**Data supplied**
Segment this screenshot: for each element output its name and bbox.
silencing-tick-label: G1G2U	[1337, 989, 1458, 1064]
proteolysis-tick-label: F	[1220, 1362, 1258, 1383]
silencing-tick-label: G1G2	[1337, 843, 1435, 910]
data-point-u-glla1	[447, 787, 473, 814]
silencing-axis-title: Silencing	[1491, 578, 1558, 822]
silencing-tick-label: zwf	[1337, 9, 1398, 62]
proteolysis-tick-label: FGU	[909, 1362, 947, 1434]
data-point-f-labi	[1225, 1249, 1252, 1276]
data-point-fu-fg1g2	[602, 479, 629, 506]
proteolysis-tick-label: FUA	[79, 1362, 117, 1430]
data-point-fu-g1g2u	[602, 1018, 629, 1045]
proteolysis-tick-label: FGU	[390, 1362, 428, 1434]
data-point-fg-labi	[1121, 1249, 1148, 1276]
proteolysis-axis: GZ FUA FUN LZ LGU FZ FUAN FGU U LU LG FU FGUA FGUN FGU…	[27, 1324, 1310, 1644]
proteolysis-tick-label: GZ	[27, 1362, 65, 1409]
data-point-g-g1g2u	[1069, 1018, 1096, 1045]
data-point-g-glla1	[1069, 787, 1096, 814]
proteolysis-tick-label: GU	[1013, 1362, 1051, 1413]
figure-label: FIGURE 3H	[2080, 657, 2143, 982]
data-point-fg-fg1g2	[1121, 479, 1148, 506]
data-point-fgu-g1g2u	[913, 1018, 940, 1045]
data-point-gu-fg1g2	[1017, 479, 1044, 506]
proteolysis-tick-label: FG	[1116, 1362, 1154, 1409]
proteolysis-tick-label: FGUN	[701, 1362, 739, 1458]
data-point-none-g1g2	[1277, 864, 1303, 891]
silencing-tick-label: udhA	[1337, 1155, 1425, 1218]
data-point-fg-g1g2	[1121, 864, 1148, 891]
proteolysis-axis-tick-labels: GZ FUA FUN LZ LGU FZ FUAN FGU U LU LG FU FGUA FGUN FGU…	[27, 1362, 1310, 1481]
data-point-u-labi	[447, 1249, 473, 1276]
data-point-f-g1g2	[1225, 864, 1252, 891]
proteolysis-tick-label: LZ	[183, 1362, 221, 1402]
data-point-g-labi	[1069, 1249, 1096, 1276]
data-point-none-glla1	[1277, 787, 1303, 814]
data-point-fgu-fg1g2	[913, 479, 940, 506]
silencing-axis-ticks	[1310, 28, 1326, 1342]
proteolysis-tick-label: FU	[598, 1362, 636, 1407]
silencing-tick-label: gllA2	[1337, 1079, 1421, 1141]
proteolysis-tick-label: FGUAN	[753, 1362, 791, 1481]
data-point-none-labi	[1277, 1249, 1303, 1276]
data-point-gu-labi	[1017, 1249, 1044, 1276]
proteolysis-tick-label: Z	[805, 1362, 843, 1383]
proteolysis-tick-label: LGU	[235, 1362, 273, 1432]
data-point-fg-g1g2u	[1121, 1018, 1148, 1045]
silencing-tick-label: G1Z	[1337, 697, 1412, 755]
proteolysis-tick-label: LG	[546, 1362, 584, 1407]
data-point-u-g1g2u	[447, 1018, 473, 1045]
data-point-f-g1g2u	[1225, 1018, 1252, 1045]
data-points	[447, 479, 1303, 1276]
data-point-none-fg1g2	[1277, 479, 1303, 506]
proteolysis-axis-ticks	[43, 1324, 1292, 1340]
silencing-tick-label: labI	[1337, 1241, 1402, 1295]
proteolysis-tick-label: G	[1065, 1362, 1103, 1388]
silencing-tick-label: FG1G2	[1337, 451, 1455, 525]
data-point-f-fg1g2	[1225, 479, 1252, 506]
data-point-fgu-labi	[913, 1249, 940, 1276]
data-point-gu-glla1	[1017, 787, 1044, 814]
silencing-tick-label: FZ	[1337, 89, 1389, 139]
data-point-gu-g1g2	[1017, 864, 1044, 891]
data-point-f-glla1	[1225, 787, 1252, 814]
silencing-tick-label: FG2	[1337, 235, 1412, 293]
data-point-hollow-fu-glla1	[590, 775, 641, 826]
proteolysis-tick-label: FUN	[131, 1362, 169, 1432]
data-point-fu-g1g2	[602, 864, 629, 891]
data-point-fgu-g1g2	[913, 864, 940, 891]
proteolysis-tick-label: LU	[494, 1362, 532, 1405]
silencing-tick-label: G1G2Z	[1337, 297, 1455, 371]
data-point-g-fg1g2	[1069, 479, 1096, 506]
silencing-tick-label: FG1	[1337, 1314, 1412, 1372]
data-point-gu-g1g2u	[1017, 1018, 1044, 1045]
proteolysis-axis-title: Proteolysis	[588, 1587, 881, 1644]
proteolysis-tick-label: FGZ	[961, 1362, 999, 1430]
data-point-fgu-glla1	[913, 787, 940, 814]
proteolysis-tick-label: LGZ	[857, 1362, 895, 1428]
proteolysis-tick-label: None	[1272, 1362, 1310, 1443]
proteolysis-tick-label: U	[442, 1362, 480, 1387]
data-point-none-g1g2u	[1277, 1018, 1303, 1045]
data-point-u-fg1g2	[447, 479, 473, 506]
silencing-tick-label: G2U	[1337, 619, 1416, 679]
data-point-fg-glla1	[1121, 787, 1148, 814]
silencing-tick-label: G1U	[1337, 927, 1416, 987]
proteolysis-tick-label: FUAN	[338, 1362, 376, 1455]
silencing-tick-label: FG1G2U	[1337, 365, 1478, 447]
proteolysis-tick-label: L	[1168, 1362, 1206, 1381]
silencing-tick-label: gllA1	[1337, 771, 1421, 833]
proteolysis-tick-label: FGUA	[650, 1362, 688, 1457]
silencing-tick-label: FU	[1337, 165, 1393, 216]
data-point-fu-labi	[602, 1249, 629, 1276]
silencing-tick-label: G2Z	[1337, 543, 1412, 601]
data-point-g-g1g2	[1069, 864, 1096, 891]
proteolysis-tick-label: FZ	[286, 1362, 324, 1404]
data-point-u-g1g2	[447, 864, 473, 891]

**Exercise goal**
Can you write out every line of the listing above, word for word and in the same order, with no changes?

**Answer to the problem**
Segment this screenshot: for each element output its name and bbox.
silencing-tick-label: G1G2U	[1337, 989, 1458, 1064]
proteolysis-tick-label: F	[1220, 1362, 1258, 1383]
silencing-tick-label: G1G2	[1337, 843, 1435, 910]
data-point-u-glla1	[447, 787, 473, 814]
silencing-axis-title: Silencing	[1491, 578, 1558, 822]
silencing-tick-label: zwf	[1337, 9, 1398, 62]
proteolysis-tick-label: FGU	[909, 1362, 947, 1434]
data-point-f-labi	[1225, 1249, 1252, 1276]
data-point-fu-fg1g2	[602, 479, 629, 506]
proteolysis-tick-label: FUA	[79, 1362, 117, 1430]
data-point-fu-g1g2u	[602, 1018, 629, 1045]
proteolysis-tick-label: FGU	[390, 1362, 428, 1434]
data-point-fg-labi	[1121, 1249, 1148, 1276]
proteolysis-axis: GZ FUA FUN LZ LGU FZ FUAN FGU U LU LG FU FGUA FGUN FGU…	[27, 1324, 1310, 1644]
proteolysis-tick-label: GZ	[27, 1362, 65, 1409]
data-point-g-g1g2u	[1069, 1018, 1096, 1045]
data-point-g-glla1	[1069, 787, 1096, 814]
proteolysis-tick-label: GU	[1013, 1362, 1051, 1413]
figure-label: FIGURE 3H	[2080, 657, 2143, 982]
data-point-fg-fg1g2	[1121, 479, 1148, 506]
data-point-fgu-g1g2u	[913, 1018, 940, 1045]
data-point-gu-fg1g2	[1017, 479, 1044, 506]
proteolysis-tick-label: FG	[1116, 1362, 1154, 1409]
proteolysis-tick-label: FGUN	[701, 1362, 739, 1458]
data-point-none-g1g2	[1277, 864, 1303, 891]
silencing-tick-label: udhA	[1337, 1155, 1425, 1218]
data-point-fg-g1g2	[1121, 864, 1148, 891]
proteolysis-axis-tick-labels: GZ FUA FUN LZ LGU FZ FUAN FGU U LU LG FU FGUA FGUN FGU…	[27, 1362, 1310, 1481]
data-point-u-labi	[447, 1249, 473, 1276]
data-point-f-g1g2	[1225, 864, 1252, 891]
proteolysis-tick-label: LZ	[183, 1362, 221, 1402]
data-point-g-labi	[1069, 1249, 1096, 1276]
data-point-none-glla1	[1277, 787, 1303, 814]
data-point-fgu-fg1g2	[913, 479, 940, 506]
silencing-axis-ticks	[1310, 28, 1326, 1342]
proteolysis-tick-label: FU	[598, 1362, 636, 1407]
silencing-tick-label: gllA2	[1337, 1079, 1421, 1141]
proteolysis-tick-label: FGUAN	[753, 1362, 791, 1481]
data-point-none-labi	[1277, 1249, 1303, 1276]
data-point-gu-labi	[1017, 1249, 1044, 1276]
proteolysis-tick-label: Z	[805, 1362, 843, 1383]
proteolysis-tick-label: LGU	[235, 1362, 273, 1432]
data-point-fg-g1g2u	[1121, 1018, 1148, 1045]
silencing-tick-label: G1Z	[1337, 697, 1412, 755]
proteolysis-tick-label: LG	[546, 1362, 584, 1407]
data-point-u-g1g2u	[447, 1018, 473, 1045]
data-point-f-g1g2u	[1225, 1018, 1252, 1045]
data-points	[447, 479, 1303, 1276]
data-point-none-fg1g2	[1277, 479, 1303, 506]
proteolysis-axis-ticks	[43, 1324, 1292, 1340]
silencing-tick-label: labI	[1337, 1241, 1402, 1295]
proteolysis-tick-label: G	[1065, 1362, 1103, 1388]
silencing-tick-label: FG1G2	[1337, 451, 1455, 525]
data-point-f-fg1g2	[1225, 479, 1252, 506]
data-point-fgu-labi	[913, 1249, 940, 1276]
data-point-gu-glla1	[1017, 787, 1044, 814]
silencing-tick-label: FZ	[1337, 89, 1389, 139]
data-point-gu-g1g2	[1017, 864, 1044, 891]
data-point-f-glla1	[1225, 787, 1252, 814]
silencing-tick-label: FG2	[1337, 235, 1412, 293]
data-point-hollow-fu-glla1	[590, 775, 641, 826]
proteolysis-tick-label: FUN	[131, 1362, 169, 1432]
data-point-fu-g1g2	[602, 864, 629, 891]
data-point-fgu-g1g2	[913, 864, 940, 891]
proteolysis-tick-label: LU	[494, 1362, 532, 1405]
silencing-tick-label: G1G2Z	[1337, 297, 1455, 371]
data-point-g-fg1g2	[1069, 479, 1096, 506]
silencing-tick-label: FG1	[1337, 1314, 1412, 1372]
data-point-gu-g1g2u	[1017, 1018, 1044, 1045]
proteolysis-axis-title: Proteolysis	[588, 1587, 881, 1644]
proteolysis-tick-label: FGZ	[961, 1362, 999, 1430]
data-point-fgu-glla1	[913, 787, 940, 814]
proteolysis-tick-label: LGZ	[857, 1362, 895, 1428]
proteolysis-tick-label: None	[1272, 1362, 1310, 1443]
proteolysis-tick-label: U	[442, 1362, 480, 1387]
data-point-none-g1g2u	[1277, 1018, 1303, 1045]
data-point-u-fg1g2	[447, 479, 473, 506]
silencing-tick-label: G2U	[1337, 619, 1416, 679]
data-point-fg-glla1	[1121, 787, 1148, 814]
silencing-tick-label: G1U	[1337, 927, 1416, 987]
proteolysis-tick-label: FUAN	[338, 1362, 376, 1455]
silencing-tick-label: FG1G2U	[1337, 365, 1478, 447]
proteolysis-tick-label: L	[1168, 1362, 1206, 1381]
silencing-tick-label: gllA1	[1337, 771, 1421, 833]
proteolysis-tick-label: FGUA	[650, 1362, 688, 1457]
silencing-tick-label: FU	[1337, 165, 1393, 216]
data-point-fu-labi	[602, 1249, 629, 1276]
silencing-tick-label: G2Z	[1337, 543, 1412, 601]
data-point-g-g1g2	[1069, 864, 1096, 891]
proteolysis-tick-label: FZ	[286, 1362, 324, 1404]
data-point-u-g1g2	[447, 864, 473, 891]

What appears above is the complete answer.